(Dataset):
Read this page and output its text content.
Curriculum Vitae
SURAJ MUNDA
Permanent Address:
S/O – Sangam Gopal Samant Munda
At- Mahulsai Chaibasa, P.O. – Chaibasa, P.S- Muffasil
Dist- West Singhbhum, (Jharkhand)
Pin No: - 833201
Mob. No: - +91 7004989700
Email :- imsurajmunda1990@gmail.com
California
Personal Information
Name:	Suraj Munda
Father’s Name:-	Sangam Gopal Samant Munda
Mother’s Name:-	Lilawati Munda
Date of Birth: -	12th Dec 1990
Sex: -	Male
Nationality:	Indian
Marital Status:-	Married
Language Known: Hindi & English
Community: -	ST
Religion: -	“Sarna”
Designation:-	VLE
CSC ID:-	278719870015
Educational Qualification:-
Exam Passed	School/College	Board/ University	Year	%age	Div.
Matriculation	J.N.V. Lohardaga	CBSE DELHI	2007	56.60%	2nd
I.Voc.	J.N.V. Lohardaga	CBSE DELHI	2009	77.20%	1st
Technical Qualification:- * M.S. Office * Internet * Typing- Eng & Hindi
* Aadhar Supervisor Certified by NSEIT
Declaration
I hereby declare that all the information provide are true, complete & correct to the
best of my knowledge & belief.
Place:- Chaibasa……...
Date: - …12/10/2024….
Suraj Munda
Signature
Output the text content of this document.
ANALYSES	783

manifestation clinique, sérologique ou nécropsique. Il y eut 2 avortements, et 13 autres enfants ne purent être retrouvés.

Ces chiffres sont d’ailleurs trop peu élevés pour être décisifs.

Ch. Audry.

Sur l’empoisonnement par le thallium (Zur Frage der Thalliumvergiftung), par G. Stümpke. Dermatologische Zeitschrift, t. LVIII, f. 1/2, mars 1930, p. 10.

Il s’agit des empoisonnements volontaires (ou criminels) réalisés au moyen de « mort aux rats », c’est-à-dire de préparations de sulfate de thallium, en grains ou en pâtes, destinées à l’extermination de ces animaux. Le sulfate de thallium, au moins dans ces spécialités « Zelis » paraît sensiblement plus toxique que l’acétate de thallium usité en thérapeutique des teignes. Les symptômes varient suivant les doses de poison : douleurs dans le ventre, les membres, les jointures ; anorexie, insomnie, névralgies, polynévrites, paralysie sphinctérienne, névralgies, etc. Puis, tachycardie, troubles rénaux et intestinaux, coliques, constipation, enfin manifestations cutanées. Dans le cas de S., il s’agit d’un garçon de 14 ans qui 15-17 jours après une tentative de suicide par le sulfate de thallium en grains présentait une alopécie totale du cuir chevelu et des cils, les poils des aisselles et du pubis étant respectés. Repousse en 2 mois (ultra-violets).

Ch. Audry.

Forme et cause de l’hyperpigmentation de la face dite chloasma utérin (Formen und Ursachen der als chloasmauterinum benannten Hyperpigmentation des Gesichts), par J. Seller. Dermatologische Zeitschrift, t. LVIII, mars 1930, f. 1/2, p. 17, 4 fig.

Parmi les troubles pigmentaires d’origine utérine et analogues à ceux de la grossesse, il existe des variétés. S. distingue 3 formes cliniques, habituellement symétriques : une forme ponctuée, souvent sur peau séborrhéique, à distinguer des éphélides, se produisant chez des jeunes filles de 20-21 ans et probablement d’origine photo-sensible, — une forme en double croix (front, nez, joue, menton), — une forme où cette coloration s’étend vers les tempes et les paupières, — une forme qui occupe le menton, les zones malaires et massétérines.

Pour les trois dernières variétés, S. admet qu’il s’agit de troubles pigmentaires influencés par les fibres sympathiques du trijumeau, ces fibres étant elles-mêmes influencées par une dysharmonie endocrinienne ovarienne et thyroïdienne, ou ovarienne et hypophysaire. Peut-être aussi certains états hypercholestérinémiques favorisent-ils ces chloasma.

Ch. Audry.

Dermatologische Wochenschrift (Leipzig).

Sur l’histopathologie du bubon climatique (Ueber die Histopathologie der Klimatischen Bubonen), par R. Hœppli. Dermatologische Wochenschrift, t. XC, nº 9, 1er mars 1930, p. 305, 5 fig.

(Your goal): Return all of the above records exactly, leaving no line out.

(Result for this exercise):
Read this page and output its text content.
Curriculum Vitae
SURAJ MUNDA
Permanent Address:
S/O – Sangam Gopal Samant Munda
At- Mahulsai Chaibasa, P.O. – Chaibasa, P.S- Muffasil
Dist- West Singhbhum, (Jharkhand)
Pin No: - 833201
Mob. No: - +91 7004989700
Email :- imsurajmunda1990@gmail.com
California
Personal Information
Name:	Suraj Munda
Father’s Name:-	Sangam Gopal Samant Munda
Mother’s Name:-	Lilawati Munda
Date of Birth: -	12th Dec 1990
Sex: -	Male
Nationality:	Indian
Marital Status:-	Married
Language Known: Hindi & English
Community: -	ST
Religion: -	“Sarna”
Designation:-	VLE
CSC ID:-	278719870015
Educational Qualification:-
Exam Passed	School/College	Board/ University	Year	%age	Div.
Matriculation	J.N.V. Lohardaga	CBSE DELHI	2007	56.60%	2nd
I.Voc.	J.N.V. Lohardaga	CBSE DELHI	2009	77.20%	1st
Technical Qualification:- * M.S. Office * Internet * Typing- Eng & Hindi
* Aadhar Supervisor Certified by NSEIT
Declaration
I hereby declare that all the information provide are true, complete & correct to the
best of my knowledge & belief.
Place:- Chaibasa……...
Date: - …12/10/2024….
Suraj Munda
Signature
Output the text content of this document.
ANALYSES	783

manifestation clinique, sérologique ou nécropsique. Il y eut 2 avortements, et 13 autres enfants ne purent être retrouvés.

Ces chiffres sont d’ailleurs trop peu élevés pour être décisifs.

Ch. Audry.

Sur l’empoisonnement par le thallium (Zur Frage der Thalliumvergiftung), par G. Stümpke. Dermatologische Zeitschrift, t. LVIII, f. 1/2, mars 1930, p. 10.

Il s’agit des empoisonnements volontaires (ou criminels) réalisés au moyen de « mort aux rats », c’est-à-dire de préparations de sulfate de thallium, en grains ou en pâtes, destinées à l’extermination de ces animaux. Le sulfate de thallium, au moins dans ces spécialités « Zelis » paraît sensiblement plus toxique que l’acétate de thallium usité en thérapeutique des teignes. Les symptômes varient suivant les doses de poison : douleurs dans le ventre, les membres, les jointures ; anorexie, insomnie, névralgies, polynévrites, paralysie sphinctérienne, névralgies, etc. Puis, tachycardie, troubles rénaux et intestinaux, coliques, constipation, enfin manifestations cutanées. Dans le cas de S., il s’agit d’un garçon de 14 ans qui 15-17 jours après une tentative de suicide par le sulfate de thallium en grains présentait une alopécie totale du cuir chevelu et des cils, les poils des aisselles et du pubis étant respectés. Repousse en 2 mois (ultra-violets).

Ch. Audry.

Forme et cause de l’hyperpigmentation de la face dite chloasma utérin (Formen und Ursachen der als chloasmauterinum benannten Hyperpigmentation des Gesichts), par J. Seller. Dermatologische Zeitschrift, t. LVIII, mars 1930, f. 1/2, p. 17, 4 fig.

Parmi les troubles pigmentaires d’origine utérine et analogues à ceux de la grossesse, il existe des variétés. S. distingue 3 formes cliniques, habituellement symétriques : une forme ponctuée, souvent sur peau séborrhéique, à distinguer des éphélides, se produisant chez des jeunes filles de 20-21 ans et probablement d’origine photo-sensible, — une forme en double croix (front, nez, joue, menton), — une forme où cette coloration s’étend vers les tempes et les paupières, — une forme qui occupe le menton, les zones malaires et massétérines.

Pour les trois dernières variétés, S. admet qu’il s’agit de troubles pigmentaires influencés par les fibres sympathiques du trijumeau, ces fibres étant elles-mêmes influencées par une dysharmonie endocrinienne ovarienne et thyroïdienne, ou ovarienne et hypophysaire. Peut-être aussi certains états hypercholestérinémiques favorisent-ils ces chloasma.

Ch. Audry.

Dermatologische Wochenschrift (Leipzig).

Sur l’histopathologie du bubon climatique (Ueber die Histopathologie der Klimatischen Bubonen), par R. Hœppli. Dermatologische Wochenschrift, t. XC, nº 9, 1er mars 1930, p. 305, 5 fig.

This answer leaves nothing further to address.